— start Information provided —
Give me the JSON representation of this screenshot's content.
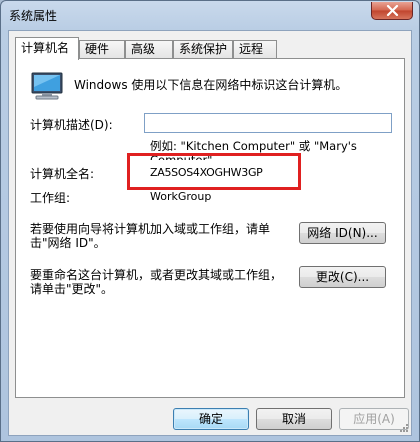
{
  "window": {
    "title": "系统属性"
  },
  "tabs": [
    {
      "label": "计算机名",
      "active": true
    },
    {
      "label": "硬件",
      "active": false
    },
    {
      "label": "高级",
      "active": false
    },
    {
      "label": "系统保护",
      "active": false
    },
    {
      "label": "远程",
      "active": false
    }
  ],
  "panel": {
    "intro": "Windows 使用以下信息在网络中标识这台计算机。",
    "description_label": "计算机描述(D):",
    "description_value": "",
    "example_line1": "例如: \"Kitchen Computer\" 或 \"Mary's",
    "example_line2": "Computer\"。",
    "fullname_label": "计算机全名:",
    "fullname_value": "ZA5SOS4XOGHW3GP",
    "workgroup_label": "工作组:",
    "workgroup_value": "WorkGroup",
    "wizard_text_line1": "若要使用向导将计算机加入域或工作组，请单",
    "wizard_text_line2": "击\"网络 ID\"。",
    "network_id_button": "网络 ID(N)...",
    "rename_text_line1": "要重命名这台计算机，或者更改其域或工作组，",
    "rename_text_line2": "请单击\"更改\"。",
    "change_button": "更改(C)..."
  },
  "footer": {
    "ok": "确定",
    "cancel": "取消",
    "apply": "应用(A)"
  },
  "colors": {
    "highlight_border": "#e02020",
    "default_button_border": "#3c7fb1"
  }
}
— end Information provided —
— start Information provided —
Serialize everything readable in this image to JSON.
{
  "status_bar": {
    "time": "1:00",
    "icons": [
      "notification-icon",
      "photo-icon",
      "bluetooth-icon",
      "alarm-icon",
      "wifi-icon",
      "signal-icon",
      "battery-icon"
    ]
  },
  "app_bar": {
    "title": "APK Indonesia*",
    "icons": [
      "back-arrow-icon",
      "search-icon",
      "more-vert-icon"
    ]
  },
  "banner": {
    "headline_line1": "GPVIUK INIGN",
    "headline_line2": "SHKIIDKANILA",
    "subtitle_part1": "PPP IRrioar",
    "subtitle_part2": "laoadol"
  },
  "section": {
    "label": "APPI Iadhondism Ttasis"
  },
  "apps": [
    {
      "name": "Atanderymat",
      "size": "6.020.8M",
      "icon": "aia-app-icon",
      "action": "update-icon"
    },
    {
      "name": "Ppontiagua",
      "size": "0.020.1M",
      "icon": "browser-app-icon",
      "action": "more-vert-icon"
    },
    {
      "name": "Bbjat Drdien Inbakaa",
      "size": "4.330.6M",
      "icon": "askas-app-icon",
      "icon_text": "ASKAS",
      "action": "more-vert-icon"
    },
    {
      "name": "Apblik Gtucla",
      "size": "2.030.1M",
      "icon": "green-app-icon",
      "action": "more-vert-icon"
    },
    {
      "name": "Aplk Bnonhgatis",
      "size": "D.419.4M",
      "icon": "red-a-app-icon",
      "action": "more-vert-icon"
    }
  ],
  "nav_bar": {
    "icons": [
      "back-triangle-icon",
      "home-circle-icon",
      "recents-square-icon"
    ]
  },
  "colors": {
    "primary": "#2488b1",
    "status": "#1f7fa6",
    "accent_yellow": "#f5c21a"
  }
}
— end Information provided —
— start Information provided —
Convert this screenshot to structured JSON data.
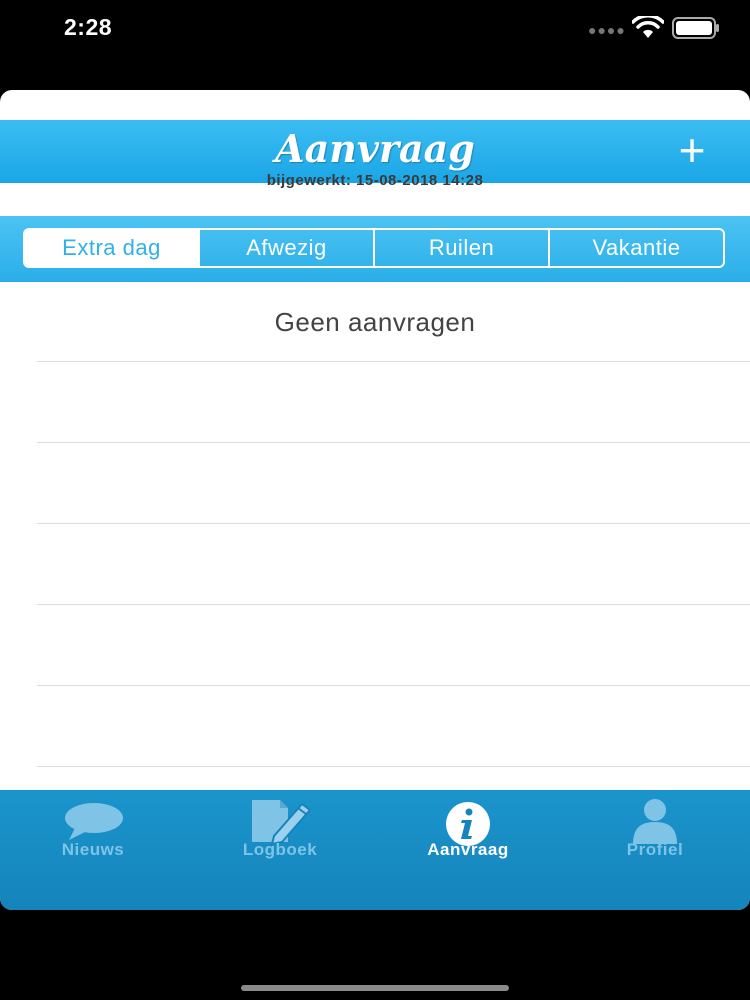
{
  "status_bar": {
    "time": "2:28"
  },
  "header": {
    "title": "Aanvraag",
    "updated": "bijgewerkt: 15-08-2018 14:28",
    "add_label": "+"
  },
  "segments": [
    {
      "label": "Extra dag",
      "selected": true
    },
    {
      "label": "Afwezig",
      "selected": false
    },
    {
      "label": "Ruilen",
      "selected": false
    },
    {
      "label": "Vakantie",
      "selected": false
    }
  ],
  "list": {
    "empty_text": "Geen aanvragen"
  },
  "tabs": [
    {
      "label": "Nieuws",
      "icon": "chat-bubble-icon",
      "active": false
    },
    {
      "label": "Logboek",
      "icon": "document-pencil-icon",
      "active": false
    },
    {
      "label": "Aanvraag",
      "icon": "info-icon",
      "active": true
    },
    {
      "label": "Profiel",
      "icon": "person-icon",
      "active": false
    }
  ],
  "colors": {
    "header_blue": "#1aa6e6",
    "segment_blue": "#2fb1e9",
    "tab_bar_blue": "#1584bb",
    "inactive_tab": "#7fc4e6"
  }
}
— end Information provided —
* Task
Each line that holds the word "Computer" is to be copied.

* Exercise result
    "example_line1": "例如: \"Kitchen Computer\" 或 \"Mary's",
    "example_line2": "Computer\"。",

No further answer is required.